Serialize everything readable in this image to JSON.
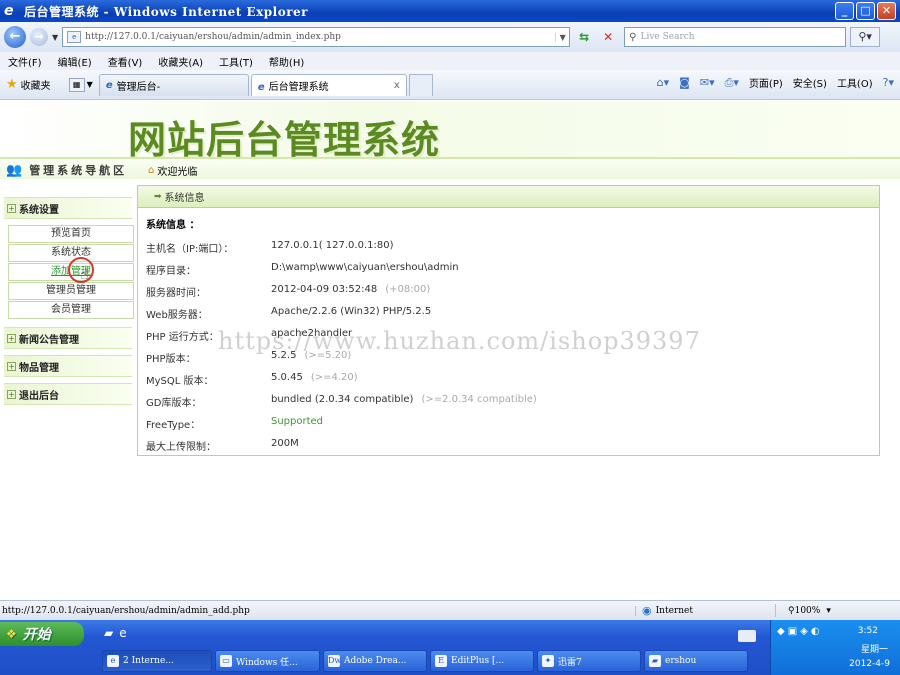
{
  "window": {
    "title": "后台管理系统 - Windows Internet Explorer",
    "minimize": "_",
    "maximize": "□",
    "close": "✕"
  },
  "address": {
    "url": "http://127.0.0.1/caiyuan/ershou/admin/admin_index.php",
    "search_placeholder": "Live Search"
  },
  "menu": [
    "文件(F)",
    "编辑(E)",
    "查看(V)",
    "收藏夹(A)",
    "工具(T)",
    "帮助(H)"
  ],
  "favorites_label": "收藏夹",
  "tabs": [
    {
      "label": "管理后台-"
    },
    {
      "label": "后台管理系统",
      "close": "x"
    }
  ],
  "commands": {
    "page": "页面(P)",
    "safety": "安全(S)",
    "tools": "工具(O)"
  },
  "page": {
    "banner_title": "网站后台管理系统",
    "nav_heading": "管理系统导航区",
    "welcome": "欢迎光临"
  },
  "sidebar": {
    "sections": [
      {
        "label": "系统设置"
      },
      {
        "label": "新闻公告管理"
      },
      {
        "label": "物品管理"
      },
      {
        "label": "退出后台"
      }
    ],
    "items": [
      {
        "label": "预览首页"
      },
      {
        "label": "系统状态"
      },
      {
        "label": "添加管理"
      },
      {
        "label": "管理员管理"
      },
      {
        "label": "会员管理"
      }
    ]
  },
  "panel": {
    "title": "系统信息",
    "heading": "系统信息 ：",
    "rows": [
      {
        "label": "主机名（IP:端口）：",
        "value": "127.0.0.1( 127.0.0.1:80)",
        "extra": ""
      },
      {
        "label": "程序目录：",
        "value": "D:\\wamp\\www\\caiyuan\\ershou\\admin",
        "extra": ""
      },
      {
        "label": "服务器时间：",
        "value": "2012-04-09 03:52:48",
        "extra": "(+08:00)"
      },
      {
        "label": "Web服务器：",
        "value": "Apache/2.2.6 (Win32) PHP/5.2.5",
        "extra": ""
      },
      {
        "label": "PHP 运行方式：",
        "value": "apache2handler",
        "extra": ""
      },
      {
        "label": "PHP版本：",
        "value": "5.2.5",
        "extra": "(>=5.20)"
      },
      {
        "label": "MySQL 版本：",
        "value": "5.0.45",
        "extra": "(>=4.20)"
      },
      {
        "label": "GD库版本：",
        "value": "bundled (2.0.34 compatible)",
        "extra": "(>=2.0.34 compatible)"
      },
      {
        "label": "FreeType：",
        "value": "Supported",
        "extra": ""
      },
      {
        "label": "最大上传限制：",
        "value": "200M",
        "extra": ""
      }
    ]
  },
  "watermark": "https://www.huzhan.com/ishop39397",
  "status": {
    "url": "http://127.0.0.1/caiyuan/ershou/admin/admin_add.php",
    "zone": "Internet",
    "zoom": "100%"
  },
  "taskbar": {
    "start": "开始",
    "buttons": [
      {
        "label": "2 Interne..."
      },
      {
        "label": "Windows 任..."
      },
      {
        "label": "Adobe Drea..."
      },
      {
        "label": "EditPlus [..."
      },
      {
        "label": "迅雷7"
      },
      {
        "label": "ershou"
      }
    ],
    "clock": "3:52",
    "weekday": "星期一",
    "date": "2012-4-9"
  },
  "colors": {
    "accent_green": "#5b8a21",
    "link_green": "#3c9a2d",
    "xp_blue": "#2457d3"
  }
}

= Aim =
Exclude the pictures, and transcribe all of the material exactly.

= Answer to the problem =
Serialize everything readable in this image to JSON.
{
  "window": {
    "title": "后台管理系统 - Windows Internet Explorer",
    "minimize": "_",
    "maximize": "□",
    "close": "✕"
  },
  "address": {
    "url": "http://127.0.0.1/caiyuan/ershou/admin/admin_index.php",
    "search_placeholder": "Live Search"
  },
  "menu": [
    "文件(F)",
    "编辑(E)",
    "查看(V)",
    "收藏夹(A)",
    "工具(T)",
    "帮助(H)"
  ],
  "favorites_label": "收藏夹",
  "tabs": [
    {
      "label": "管理后台-"
    },
    {
      "label": "后台管理系统",
      "close": "x"
    }
  ],
  "commands": {
    "page": "页面(P)",
    "safety": "安全(S)",
    "tools": "工具(O)"
  },
  "page": {
    "banner_title": "网站后台管理系统",
    "nav_heading": "管理系统导航区",
    "welcome": "欢迎光临"
  },
  "sidebar": {
    "sections": [
      {
        "label": "系统设置"
      },
      {
        "label": "新闻公告管理"
      },
      {
        "label": "物品管理"
      },
      {
        "label": "退出后台"
      }
    ],
    "items": [
      {
        "label": "预览首页"
      },
      {
        "label": "系统状态"
      },
      {
        "label": "添加管理"
      },
      {
        "label": "管理员管理"
      },
      {
        "label": "会员管理"
      }
    ]
  },
  "panel": {
    "title": "系统信息",
    "heading": "系统信息 ：",
    "rows": [
      {
        "label": "主机名（IP:端口）：",
        "value": "127.0.0.1( 127.0.0.1:80)",
        "extra": ""
      },
      {
        "label": "程序目录：",
        "value": "D:\\wamp\\www\\caiyuan\\ershou\\admin",
        "extra": ""
      },
      {
        "label": "服务器时间：",
        "value": "2012-04-09 03:52:48",
        "extra": "(+08:00)"
      },
      {
        "label": "Web服务器：",
        "value": "Apache/2.2.6 (Win32) PHP/5.2.5",
        "extra": ""
      },
      {
        "label": "PHP 运行方式：",
        "value": "apache2handler",
        "extra": ""
      },
      {
        "label": "PHP版本：",
        "value": "5.2.5",
        "extra": "(>=5.20)"
      },
      {
        "label": "MySQL 版本：",
        "value": "5.0.45",
        "extra": "(>=4.20)"
      },
      {
        "label": "GD库版本：",
        "value": "bundled (2.0.34 compatible)",
        "extra": "(>=2.0.34 compatible)"
      },
      {
        "label": "FreeType：",
        "value": "Supported",
        "extra": ""
      },
      {
        "label": "最大上传限制：",
        "value": "200M",
        "extra": ""
      }
    ]
  },
  "watermark": "https://www.huzhan.com/ishop39397",
  "status": {
    "url": "http://127.0.0.1/caiyuan/ershou/admin/admin_add.php",
    "zone": "Internet",
    "zoom": "100%"
  },
  "taskbar": {
    "start": "开始",
    "buttons": [
      {
        "label": "2 Interne..."
      },
      {
        "label": "Windows 任..."
      },
      {
        "label": "Adobe Drea..."
      },
      {
        "label": "EditPlus [..."
      },
      {
        "label": "迅雷7"
      },
      {
        "label": "ershou"
      }
    ],
    "clock": "3:52",
    "weekday": "星期一",
    "date": "2012-4-9"
  },
  "colors": {
    "accent_green": "#5b8a21",
    "link_green": "#3c9a2d",
    "xp_blue": "#2457d3"
  }
}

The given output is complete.